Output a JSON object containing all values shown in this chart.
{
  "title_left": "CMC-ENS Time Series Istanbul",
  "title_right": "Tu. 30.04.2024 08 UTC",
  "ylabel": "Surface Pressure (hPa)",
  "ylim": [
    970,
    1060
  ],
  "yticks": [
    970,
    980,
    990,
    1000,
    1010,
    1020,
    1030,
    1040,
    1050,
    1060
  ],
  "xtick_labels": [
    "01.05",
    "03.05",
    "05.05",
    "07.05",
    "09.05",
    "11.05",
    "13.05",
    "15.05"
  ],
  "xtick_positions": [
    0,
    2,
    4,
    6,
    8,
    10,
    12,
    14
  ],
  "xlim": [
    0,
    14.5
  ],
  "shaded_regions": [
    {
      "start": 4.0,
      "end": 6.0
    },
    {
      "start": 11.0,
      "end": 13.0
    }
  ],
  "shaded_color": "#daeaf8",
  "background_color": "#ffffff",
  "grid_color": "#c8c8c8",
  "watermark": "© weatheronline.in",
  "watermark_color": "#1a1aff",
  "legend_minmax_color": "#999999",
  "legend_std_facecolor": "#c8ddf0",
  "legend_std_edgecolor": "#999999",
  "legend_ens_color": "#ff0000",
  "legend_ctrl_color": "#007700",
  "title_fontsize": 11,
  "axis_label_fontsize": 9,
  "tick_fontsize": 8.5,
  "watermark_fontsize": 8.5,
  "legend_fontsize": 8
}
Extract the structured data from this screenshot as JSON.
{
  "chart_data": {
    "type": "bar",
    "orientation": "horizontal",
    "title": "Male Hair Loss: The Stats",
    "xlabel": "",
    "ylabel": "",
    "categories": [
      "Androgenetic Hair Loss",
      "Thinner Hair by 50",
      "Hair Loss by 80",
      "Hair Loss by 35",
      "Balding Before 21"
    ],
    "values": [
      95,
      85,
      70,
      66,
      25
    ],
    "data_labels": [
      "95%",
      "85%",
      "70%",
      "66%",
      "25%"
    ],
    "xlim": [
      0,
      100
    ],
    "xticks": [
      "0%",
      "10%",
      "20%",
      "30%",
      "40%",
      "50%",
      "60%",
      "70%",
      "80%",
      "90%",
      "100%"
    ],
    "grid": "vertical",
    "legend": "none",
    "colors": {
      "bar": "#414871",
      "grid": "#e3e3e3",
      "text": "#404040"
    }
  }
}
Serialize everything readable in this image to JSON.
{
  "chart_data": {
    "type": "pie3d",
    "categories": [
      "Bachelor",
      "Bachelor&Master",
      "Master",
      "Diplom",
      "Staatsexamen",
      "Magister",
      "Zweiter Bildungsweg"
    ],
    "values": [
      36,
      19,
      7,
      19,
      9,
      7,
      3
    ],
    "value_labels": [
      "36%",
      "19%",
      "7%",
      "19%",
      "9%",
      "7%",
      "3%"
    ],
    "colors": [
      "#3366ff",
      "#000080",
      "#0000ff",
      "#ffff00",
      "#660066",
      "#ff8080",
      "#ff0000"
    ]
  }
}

▶ [What you should do] Copy out every line from the data above that has "ylabel" in it.

▶ [Output]
  "ylabel": "Surface Pressure (hPa)",
    "ylabel": "",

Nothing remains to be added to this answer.